= Short task =
The answer is one number: how many lines hold the string "icon".

***

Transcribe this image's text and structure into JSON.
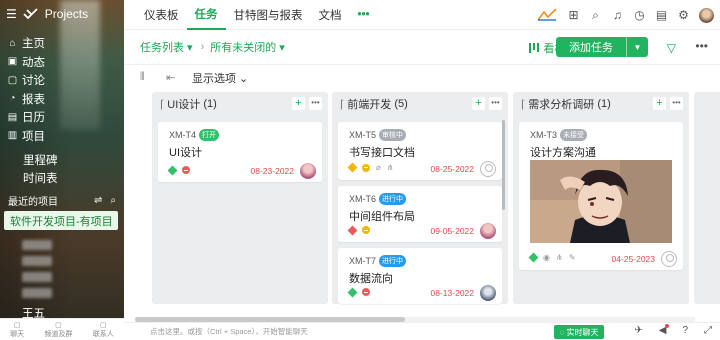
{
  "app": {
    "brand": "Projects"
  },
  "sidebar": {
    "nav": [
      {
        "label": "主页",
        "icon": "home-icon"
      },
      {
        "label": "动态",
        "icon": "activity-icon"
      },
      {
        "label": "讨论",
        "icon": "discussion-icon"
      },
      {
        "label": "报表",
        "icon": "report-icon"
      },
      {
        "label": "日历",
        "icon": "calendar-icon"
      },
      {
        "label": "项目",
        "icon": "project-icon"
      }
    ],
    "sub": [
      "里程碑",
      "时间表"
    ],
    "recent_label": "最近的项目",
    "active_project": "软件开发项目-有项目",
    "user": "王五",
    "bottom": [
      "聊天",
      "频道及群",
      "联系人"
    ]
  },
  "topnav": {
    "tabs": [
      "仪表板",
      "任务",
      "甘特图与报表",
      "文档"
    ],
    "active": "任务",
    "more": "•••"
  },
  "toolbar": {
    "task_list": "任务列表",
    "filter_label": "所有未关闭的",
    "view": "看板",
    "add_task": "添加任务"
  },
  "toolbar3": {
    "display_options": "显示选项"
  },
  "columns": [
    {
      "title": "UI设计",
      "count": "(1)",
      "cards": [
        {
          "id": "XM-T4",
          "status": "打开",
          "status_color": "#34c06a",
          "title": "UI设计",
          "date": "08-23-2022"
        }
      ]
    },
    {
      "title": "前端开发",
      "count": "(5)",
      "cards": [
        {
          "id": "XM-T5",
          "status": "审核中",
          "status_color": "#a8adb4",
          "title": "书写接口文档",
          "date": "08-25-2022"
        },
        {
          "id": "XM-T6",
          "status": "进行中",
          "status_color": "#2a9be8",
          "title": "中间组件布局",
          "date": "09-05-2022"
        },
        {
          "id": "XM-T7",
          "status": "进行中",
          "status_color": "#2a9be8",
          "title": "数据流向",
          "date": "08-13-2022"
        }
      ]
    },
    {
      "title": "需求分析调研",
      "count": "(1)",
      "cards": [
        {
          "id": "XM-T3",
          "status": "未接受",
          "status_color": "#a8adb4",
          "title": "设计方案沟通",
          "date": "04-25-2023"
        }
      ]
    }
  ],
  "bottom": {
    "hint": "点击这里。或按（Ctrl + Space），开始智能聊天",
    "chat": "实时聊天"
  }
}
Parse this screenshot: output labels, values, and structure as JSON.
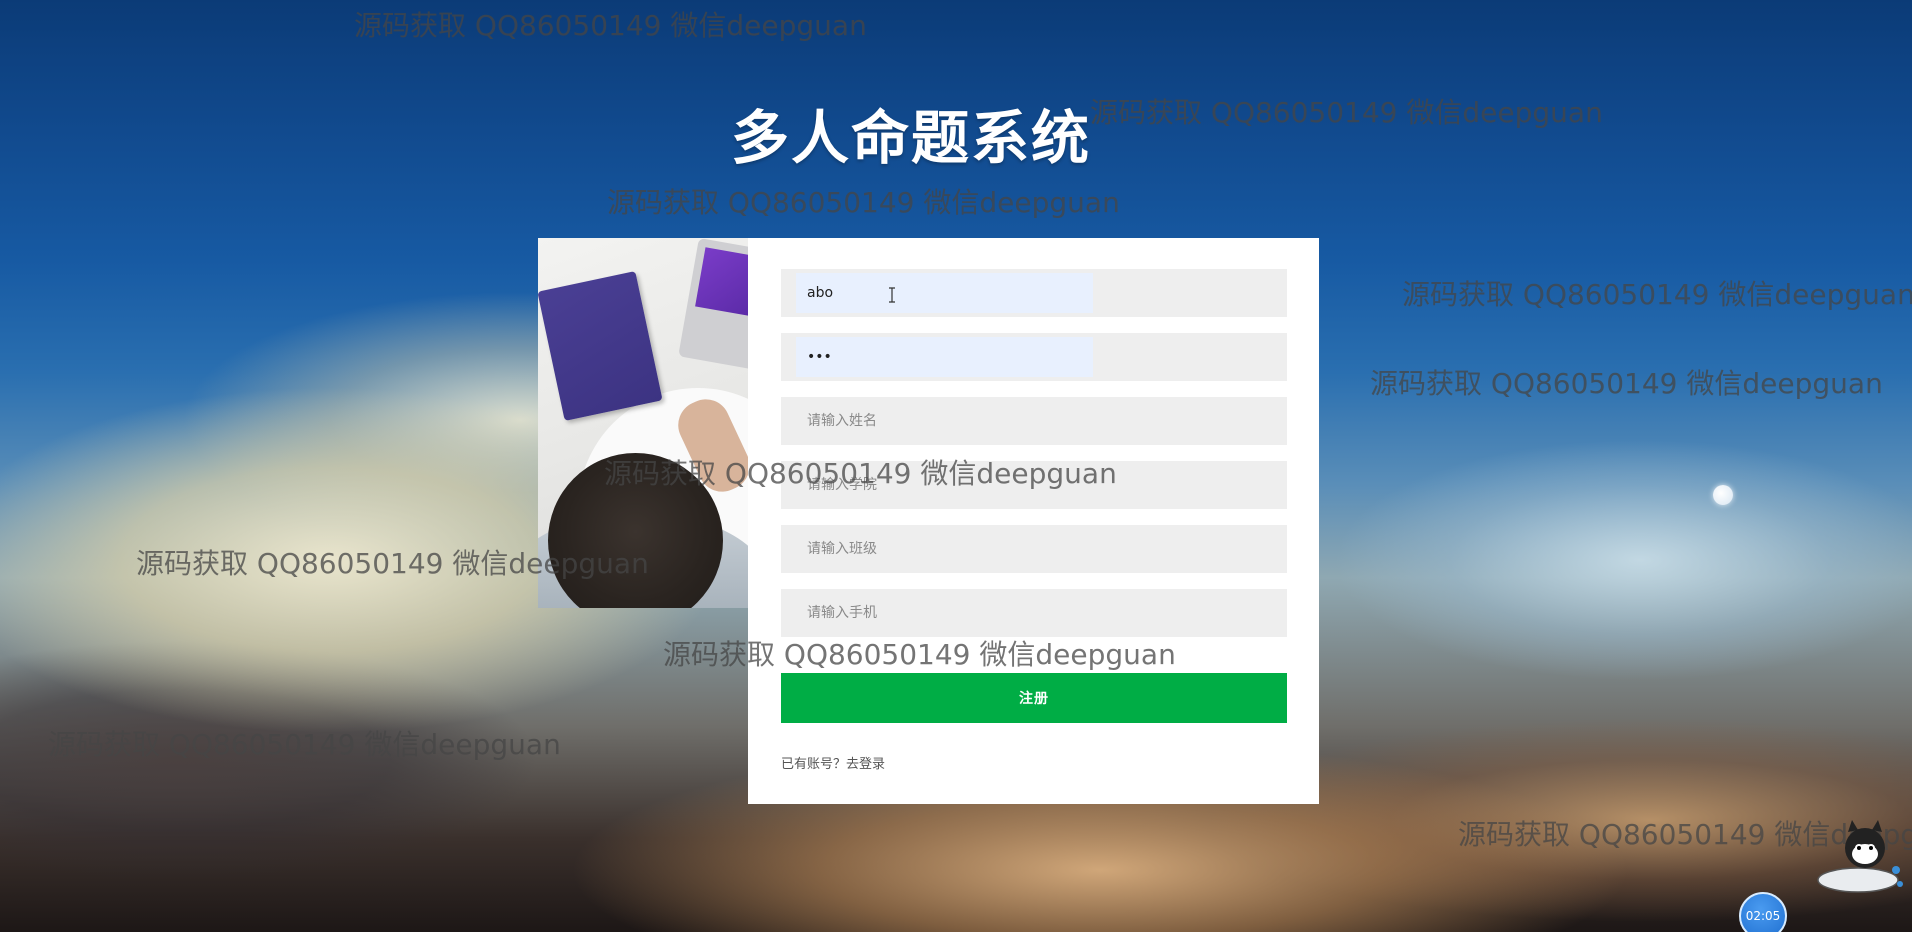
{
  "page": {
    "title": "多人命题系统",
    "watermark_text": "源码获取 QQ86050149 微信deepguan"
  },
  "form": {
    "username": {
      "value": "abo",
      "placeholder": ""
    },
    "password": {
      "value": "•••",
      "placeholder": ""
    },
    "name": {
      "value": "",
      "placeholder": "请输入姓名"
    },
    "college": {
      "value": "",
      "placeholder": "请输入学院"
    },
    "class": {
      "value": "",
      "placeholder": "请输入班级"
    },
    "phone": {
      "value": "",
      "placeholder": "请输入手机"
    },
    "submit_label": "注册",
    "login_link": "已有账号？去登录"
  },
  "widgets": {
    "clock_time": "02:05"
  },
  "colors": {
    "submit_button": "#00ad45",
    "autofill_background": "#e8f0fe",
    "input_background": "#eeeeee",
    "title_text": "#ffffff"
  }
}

***

= Result of the exercise =
6